**Required work:**
The entries below need to be written out exactly, with no pictures included.

(Entries from a visual dataset)
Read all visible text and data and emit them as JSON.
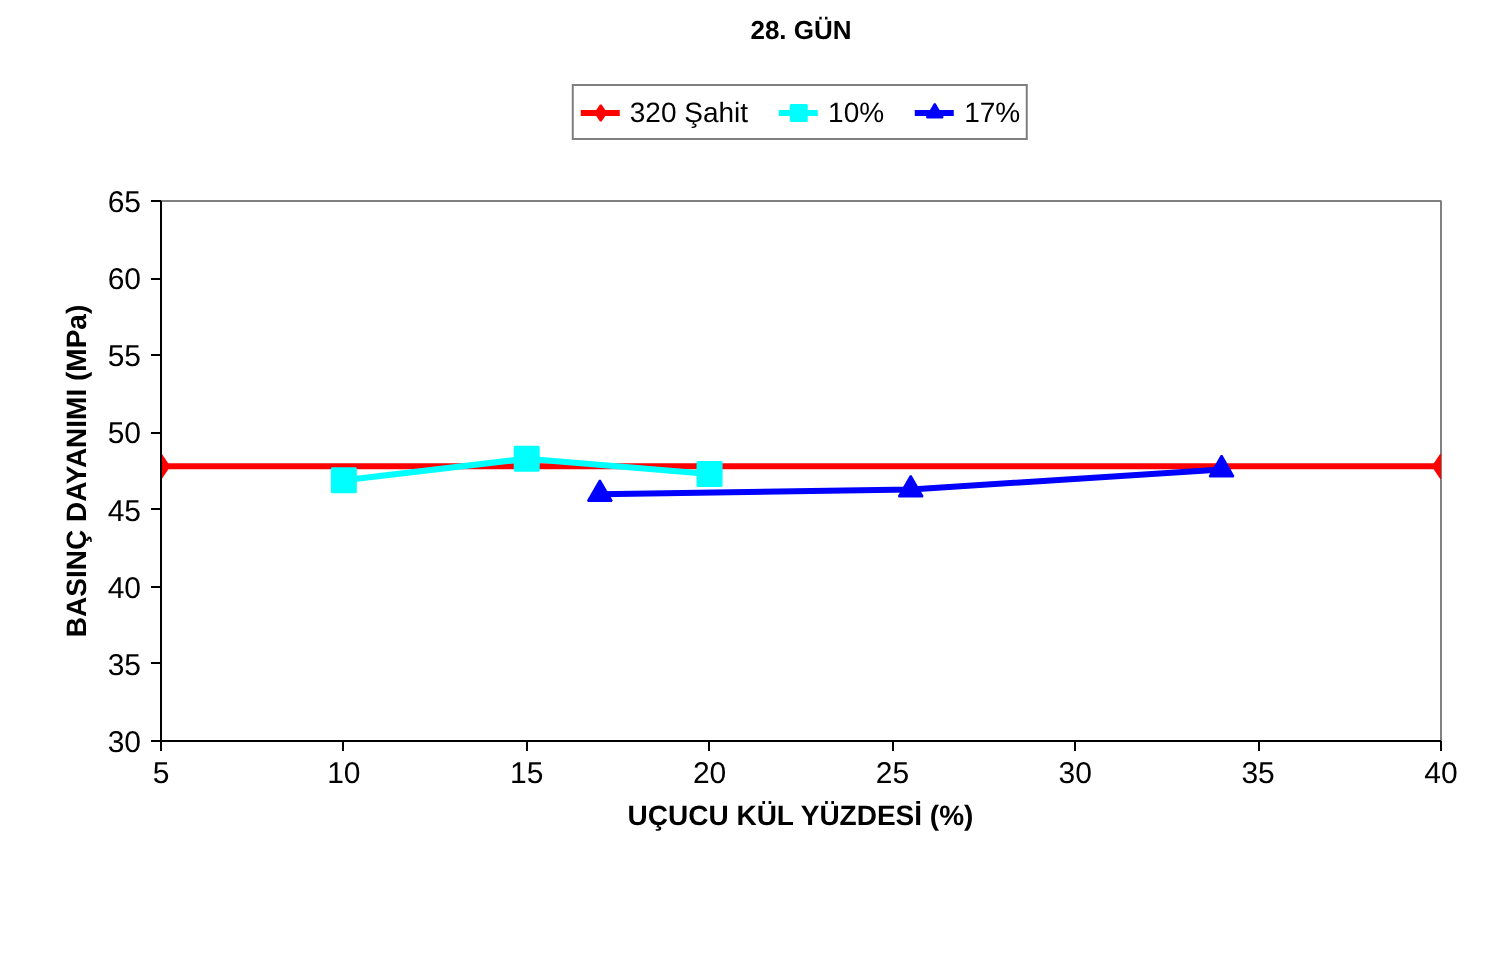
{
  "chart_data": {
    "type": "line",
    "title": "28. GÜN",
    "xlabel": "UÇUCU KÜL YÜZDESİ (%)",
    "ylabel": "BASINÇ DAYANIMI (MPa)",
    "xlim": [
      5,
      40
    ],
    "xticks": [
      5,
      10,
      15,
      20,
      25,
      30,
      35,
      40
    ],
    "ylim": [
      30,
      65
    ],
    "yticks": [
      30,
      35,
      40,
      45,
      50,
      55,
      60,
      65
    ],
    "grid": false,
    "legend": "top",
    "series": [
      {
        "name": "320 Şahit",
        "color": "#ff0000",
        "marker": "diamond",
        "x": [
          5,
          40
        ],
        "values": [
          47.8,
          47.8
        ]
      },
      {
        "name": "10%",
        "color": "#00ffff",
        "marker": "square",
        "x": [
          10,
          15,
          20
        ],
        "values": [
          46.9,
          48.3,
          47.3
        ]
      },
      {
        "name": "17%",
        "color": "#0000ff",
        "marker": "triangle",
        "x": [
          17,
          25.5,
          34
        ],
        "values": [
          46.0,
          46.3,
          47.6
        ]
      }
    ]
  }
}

**Output of the exercise:**
Read all visible text and data and emit them as JSON.
{
  "chart_data": {
    "type": "line",
    "title": "28. GÜN",
    "xlabel": "UÇUCU KÜL YÜZDESİ (%)",
    "ylabel": "BASINÇ DAYANIMI (MPa)",
    "xlim": [
      5,
      40
    ],
    "xticks": [
      5,
      10,
      15,
      20,
      25,
      30,
      35,
      40
    ],
    "ylim": [
      30,
      65
    ],
    "yticks": [
      30,
      35,
      40,
      45,
      50,
      55,
      60,
      65
    ],
    "grid": false,
    "legend": "top",
    "series": [
      {
        "name": "320 Şahit",
        "color": "#ff0000",
        "marker": "diamond",
        "x": [
          5,
          40
        ],
        "values": [
          47.8,
          47.8
        ]
      },
      {
        "name": "10%",
        "color": "#00ffff",
        "marker": "square",
        "x": [
          10,
          15,
          20
        ],
        "values": [
          46.9,
          48.3,
          47.3
        ]
      },
      {
        "name": "17%",
        "color": "#0000ff",
        "marker": "triangle",
        "x": [
          17,
          25.5,
          34
        ],
        "values": [
          46.0,
          46.3,
          47.6
        ]
      }
    ]
  }
}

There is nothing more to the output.